**** Exercise data
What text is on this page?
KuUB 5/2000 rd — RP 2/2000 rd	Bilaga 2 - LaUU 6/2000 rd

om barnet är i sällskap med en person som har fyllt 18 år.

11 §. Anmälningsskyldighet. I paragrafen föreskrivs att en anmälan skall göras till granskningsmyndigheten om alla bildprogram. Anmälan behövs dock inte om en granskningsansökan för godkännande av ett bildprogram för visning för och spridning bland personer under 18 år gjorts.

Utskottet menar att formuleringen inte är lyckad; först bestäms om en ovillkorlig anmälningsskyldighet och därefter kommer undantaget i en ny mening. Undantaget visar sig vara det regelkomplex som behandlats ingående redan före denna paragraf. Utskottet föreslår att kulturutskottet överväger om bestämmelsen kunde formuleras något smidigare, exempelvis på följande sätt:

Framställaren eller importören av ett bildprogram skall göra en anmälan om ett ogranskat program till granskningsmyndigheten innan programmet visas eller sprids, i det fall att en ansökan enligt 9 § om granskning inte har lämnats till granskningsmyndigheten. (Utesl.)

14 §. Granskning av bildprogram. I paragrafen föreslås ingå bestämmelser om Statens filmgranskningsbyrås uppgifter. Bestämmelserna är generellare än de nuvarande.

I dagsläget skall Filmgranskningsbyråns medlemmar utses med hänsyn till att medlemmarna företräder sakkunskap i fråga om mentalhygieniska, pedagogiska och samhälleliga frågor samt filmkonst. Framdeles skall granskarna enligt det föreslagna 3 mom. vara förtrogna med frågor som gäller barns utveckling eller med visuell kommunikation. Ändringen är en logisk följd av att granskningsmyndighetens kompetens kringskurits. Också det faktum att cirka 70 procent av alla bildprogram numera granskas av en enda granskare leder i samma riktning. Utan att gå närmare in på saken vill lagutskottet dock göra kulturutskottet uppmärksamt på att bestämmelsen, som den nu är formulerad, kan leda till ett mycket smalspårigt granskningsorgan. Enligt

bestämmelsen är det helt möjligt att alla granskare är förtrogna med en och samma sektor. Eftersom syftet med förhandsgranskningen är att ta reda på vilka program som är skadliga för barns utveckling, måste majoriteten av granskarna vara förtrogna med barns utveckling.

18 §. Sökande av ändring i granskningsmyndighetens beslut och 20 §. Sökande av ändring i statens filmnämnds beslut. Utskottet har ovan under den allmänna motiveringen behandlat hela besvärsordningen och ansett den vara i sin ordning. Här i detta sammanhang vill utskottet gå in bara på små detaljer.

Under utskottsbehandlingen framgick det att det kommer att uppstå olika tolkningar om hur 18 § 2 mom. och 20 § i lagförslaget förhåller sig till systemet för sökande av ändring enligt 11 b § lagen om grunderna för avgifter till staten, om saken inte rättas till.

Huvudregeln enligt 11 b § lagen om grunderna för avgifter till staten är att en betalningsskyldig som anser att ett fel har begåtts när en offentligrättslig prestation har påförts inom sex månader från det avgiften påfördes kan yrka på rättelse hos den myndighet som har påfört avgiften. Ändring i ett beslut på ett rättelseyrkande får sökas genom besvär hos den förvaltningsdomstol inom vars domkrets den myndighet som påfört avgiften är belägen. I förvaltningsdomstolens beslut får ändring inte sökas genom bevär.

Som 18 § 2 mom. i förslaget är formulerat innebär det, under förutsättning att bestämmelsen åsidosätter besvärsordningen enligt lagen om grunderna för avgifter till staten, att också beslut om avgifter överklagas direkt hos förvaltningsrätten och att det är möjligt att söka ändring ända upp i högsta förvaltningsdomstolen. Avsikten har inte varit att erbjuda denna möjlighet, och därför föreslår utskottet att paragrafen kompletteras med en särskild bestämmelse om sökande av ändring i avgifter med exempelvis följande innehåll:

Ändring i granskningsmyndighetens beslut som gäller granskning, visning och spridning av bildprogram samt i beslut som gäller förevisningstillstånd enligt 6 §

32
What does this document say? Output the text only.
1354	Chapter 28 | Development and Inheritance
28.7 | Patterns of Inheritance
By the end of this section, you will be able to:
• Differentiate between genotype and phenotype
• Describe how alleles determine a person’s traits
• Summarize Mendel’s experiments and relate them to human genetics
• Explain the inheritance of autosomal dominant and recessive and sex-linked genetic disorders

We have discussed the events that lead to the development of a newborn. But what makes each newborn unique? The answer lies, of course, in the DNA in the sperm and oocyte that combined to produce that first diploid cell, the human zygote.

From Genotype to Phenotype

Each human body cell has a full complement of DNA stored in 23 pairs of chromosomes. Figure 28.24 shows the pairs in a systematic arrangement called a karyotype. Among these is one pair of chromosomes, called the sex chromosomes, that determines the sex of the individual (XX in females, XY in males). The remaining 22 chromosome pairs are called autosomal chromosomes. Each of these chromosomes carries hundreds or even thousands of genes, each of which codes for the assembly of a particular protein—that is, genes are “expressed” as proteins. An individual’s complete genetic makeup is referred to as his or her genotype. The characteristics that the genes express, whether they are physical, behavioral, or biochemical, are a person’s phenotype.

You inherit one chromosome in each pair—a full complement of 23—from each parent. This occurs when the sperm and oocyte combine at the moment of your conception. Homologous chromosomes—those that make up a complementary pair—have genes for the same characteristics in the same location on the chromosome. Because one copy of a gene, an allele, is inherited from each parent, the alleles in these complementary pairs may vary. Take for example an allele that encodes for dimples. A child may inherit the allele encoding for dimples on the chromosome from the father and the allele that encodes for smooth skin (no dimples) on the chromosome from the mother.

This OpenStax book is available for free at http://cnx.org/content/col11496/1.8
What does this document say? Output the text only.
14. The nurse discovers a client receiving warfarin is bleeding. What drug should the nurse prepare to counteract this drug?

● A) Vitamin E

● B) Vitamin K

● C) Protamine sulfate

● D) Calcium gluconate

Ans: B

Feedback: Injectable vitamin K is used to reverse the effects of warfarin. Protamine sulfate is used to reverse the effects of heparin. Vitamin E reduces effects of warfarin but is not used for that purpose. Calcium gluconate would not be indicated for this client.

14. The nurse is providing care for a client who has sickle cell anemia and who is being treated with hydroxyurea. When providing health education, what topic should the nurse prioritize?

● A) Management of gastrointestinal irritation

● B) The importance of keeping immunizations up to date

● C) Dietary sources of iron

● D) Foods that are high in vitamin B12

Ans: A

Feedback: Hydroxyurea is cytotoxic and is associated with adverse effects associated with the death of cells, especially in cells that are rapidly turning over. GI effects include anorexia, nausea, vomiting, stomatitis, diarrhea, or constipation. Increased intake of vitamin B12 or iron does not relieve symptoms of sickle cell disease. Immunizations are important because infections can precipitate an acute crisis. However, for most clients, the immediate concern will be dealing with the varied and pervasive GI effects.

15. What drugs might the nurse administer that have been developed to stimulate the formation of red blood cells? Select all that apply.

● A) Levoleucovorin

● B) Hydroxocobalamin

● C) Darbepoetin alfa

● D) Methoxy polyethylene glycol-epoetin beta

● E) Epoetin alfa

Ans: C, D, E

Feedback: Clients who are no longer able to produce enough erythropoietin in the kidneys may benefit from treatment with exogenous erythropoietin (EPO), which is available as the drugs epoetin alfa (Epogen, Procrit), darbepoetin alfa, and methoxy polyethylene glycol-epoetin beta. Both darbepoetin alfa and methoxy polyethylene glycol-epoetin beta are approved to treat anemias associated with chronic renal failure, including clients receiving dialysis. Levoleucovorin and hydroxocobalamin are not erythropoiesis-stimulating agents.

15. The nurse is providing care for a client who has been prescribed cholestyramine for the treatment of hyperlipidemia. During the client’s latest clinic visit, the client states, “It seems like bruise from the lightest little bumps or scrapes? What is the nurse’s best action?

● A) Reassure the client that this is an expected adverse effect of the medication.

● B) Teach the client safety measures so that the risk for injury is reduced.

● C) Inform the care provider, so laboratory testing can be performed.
********
Your instructions ->
Write out every entry exactly as it appears.

Worked solution ->
What text is on this page?
KuUB 5/2000 rd — RP 2/2000 rd	Bilaga 2 - LaUU 6/2000 rd

om barnet är i sällskap med en person som har fyllt 18 år.

11 §. Anmälningsskyldighet. I paragrafen föreskrivs att en anmälan skall göras till granskningsmyndigheten om alla bildprogram. Anmälan behövs dock inte om en granskningsansökan för godkännande av ett bildprogram för visning för och spridning bland personer under 18 år gjorts.

Utskottet menar att formuleringen inte är lyckad; först bestäms om en ovillkorlig anmälningsskyldighet och därefter kommer undantaget i en ny mening. Undantaget visar sig vara det regelkomplex som behandlats ingående redan före denna paragraf. Utskottet föreslår att kulturutskottet överväger om bestämmelsen kunde formuleras något smidigare, exempelvis på följande sätt:

Framställaren eller importören av ett bildprogram skall göra en anmälan om ett ogranskat program till granskningsmyndigheten innan programmet visas eller sprids, i det fall att en ansökan enligt 9 § om granskning inte har lämnats till granskningsmyndigheten. (Utesl.)

14 §. Granskning av bildprogram. I paragrafen föreslås ingå bestämmelser om Statens filmgranskningsbyrås uppgifter. Bestämmelserna är generellare än de nuvarande.

I dagsläget skall Filmgranskningsbyråns medlemmar utses med hänsyn till att medlemmarna företräder sakkunskap i fråga om mentalhygieniska, pedagogiska och samhälleliga frågor samt filmkonst. Framdeles skall granskarna enligt det föreslagna 3 mom. vara förtrogna med frågor som gäller barns utveckling eller med visuell kommunikation. Ändringen är en logisk följd av att granskningsmyndighetens kompetens kringskurits. Också det faktum att cirka 70 procent av alla bildprogram numera granskas av en enda granskare leder i samma riktning. Utan att gå närmare in på saken vill lagutskottet dock göra kulturutskottet uppmärksamt på att bestämmelsen, som den nu är formulerad, kan leda till ett mycket smalspårigt granskningsorgan. Enligt

bestämmelsen är det helt möjligt att alla granskare är förtrogna med en och samma sektor. Eftersom syftet med förhandsgranskningen är att ta reda på vilka program som är skadliga för barns utveckling, måste majoriteten av granskarna vara förtrogna med barns utveckling.

18 §. Sökande av ändring i granskningsmyndighetens beslut och 20 §. Sökande av ändring i statens filmnämnds beslut. Utskottet har ovan under den allmänna motiveringen behandlat hela besvärsordningen och ansett den vara i sin ordning. Här i detta sammanhang vill utskottet gå in bara på små detaljer.

Under utskottsbehandlingen framgick det att det kommer att uppstå olika tolkningar om hur 18 § 2 mom. och 20 § i lagförslaget förhåller sig till systemet för sökande av ändring enligt 11 b § lagen om grunderna för avgifter till staten, om saken inte rättas till.

Huvudregeln enligt 11 b § lagen om grunderna för avgifter till staten är att en betalningsskyldig som anser att ett fel har begåtts när en offentligrättslig prestation har påförts inom sex månader från det avgiften påfördes kan yrka på rättelse hos den myndighet som har påfört avgiften. Ändring i ett beslut på ett rättelseyrkande får sökas genom besvär hos den förvaltningsdomstol inom vars domkrets den myndighet som påfört avgiften är belägen. I förvaltningsdomstolens beslut får ändring inte sökas genom bevär.

Som 18 § 2 mom. i förslaget är formulerat innebär det, under förutsättning att bestämmelsen åsidosätter besvärsordningen enligt lagen om grunderna för avgifter till staten, att också beslut om avgifter överklagas direkt hos förvaltningsrätten och att det är möjligt att söka ändring ända upp i högsta förvaltningsdomstolen. Avsikten har inte varit att erbjuda denna möjlighet, och därför föreslår utskottet att paragrafen kompletteras med en särskild bestämmelse om sökande av ändring i avgifter med exempelvis följande innehåll:

Ändring i granskningsmyndighetens beslut som gäller granskning, visning och spridning av bildprogram samt i beslut som gäller förevisningstillstånd enligt 6 §

32
What does this document say? Output the text only.
1354	Chapter 28 | Development and Inheritance
28.7 | Patterns of Inheritance
By the end of this section, you will be able to:
• Differentiate between genotype and phenotype
• Describe how alleles determine a person’s traits
• Summarize Mendel’s experiments and relate them to human genetics
• Explain the inheritance of autosomal dominant and recessive and sex-linked genetic disorders

We have discussed the events that lead to the development of a newborn. But what makes each newborn unique? The answer lies, of course, in the DNA in the sperm and oocyte that combined to produce that first diploid cell, the human zygote.

From Genotype to Phenotype

Each human body cell has a full complement of DNA stored in 23 pairs of chromosomes. Figure 28.24 shows the pairs in a systematic arrangement called a karyotype. Among these is one pair of chromosomes, called the sex chromosomes, that determines the sex of the individual (XX in females, XY in males). The remaining 22 chromosome pairs are called autosomal chromosomes. Each of these chromosomes carries hundreds or even thousands of genes, each of which codes for the assembly of a particular protein—that is, genes are “expressed” as proteins. An individual’s complete genetic makeup is referred to as his or her genotype. The characteristics that the genes express, whether they are physical, behavioral, or biochemical, are a person’s phenotype.

You inherit one chromosome in each pair—a full complement of 23—from each parent. This occurs when the sperm and oocyte combine at the moment of your conception. Homologous chromosomes—those that make up a complementary pair—have genes for the same characteristics in the same location on the chromosome. Because one copy of a gene, an allele, is inherited from each parent, the alleles in these complementary pairs may vary. Take for example an allele that encodes for dimples. A child may inherit the allele encoding for dimples on the chromosome from the father and the allele that encodes for smooth skin (no dimples) on the chromosome from the mother.

This OpenStax book is available for free at http://cnx.org/content/col11496/1.8
What does this document say? Output the text only.
14. The nurse discovers a client receiving warfarin is bleeding. What drug should the nurse prepare to counteract this drug?

● A) Vitamin E

● B) Vitamin K

● C) Protamine sulfate

● D) Calcium gluconate

Ans: B

Feedback: Injectable vitamin K is used to reverse the effects of warfarin. Protamine sulfate is used to reverse the effects of heparin. Vitamin E reduces effects of warfarin but is not used for that purpose. Calcium gluconate would not be indicated for this client.

14. The nurse is providing care for a client who has sickle cell anemia and who is being treated with hydroxyurea. When providing health education, what topic should the nurse prioritize?

● A) Management of gastrointestinal irritation

● B) The importance of keeping immunizations up to date

● C) Dietary sources of iron

● D) Foods that are high in vitamin B12

Ans: A

Feedback: Hydroxyurea is cytotoxic and is associated with adverse effects associated with the death of cells, especially in cells that are rapidly turning over. GI effects include anorexia, nausea, vomiting, stomatitis, diarrhea, or constipation. Increased intake of vitamin B12 or iron does not relieve symptoms of sickle cell disease. Immunizations are important because infections can precipitate an acute crisis. However, for most clients, the immediate concern will be dealing with the varied and pervasive GI effects.

15. What drugs might the nurse administer that have been developed to stimulate the formation of red blood cells? Select all that apply.

● A) Levoleucovorin

● B) Hydroxocobalamin

● C) Darbepoetin alfa

● D) Methoxy polyethylene glycol-epoetin beta

● E) Epoetin alfa

Ans: C, D, E

Feedback: Clients who are no longer able to produce enough erythropoietin in the kidneys may benefit from treatment with exogenous erythropoietin (EPO), which is available as the drugs epoetin alfa (Epogen, Procrit), darbepoetin alfa, and methoxy polyethylene glycol-epoetin beta. Both darbepoetin alfa and methoxy polyethylene glycol-epoetin beta are approved to treat anemias associated with chronic renal failure, including clients receiving dialysis. Levoleucovorin and hydroxocobalamin are not erythropoiesis-stimulating agents.

15. The nurse is providing care for a client who has been prescribed cholestyramine for the treatment of hyperlipidemia. During the client’s latest clinic visit, the client states, “It seems like bruise from the lightest little bumps or scrapes? What is the nurse’s best action?

● A) Reassure the client that this is an expected adverse effect of the medication.

● B) Teach the client safety measures so that the risk for injury is reduced.

● C) Inform the care provider, so laboratory testing can be performed.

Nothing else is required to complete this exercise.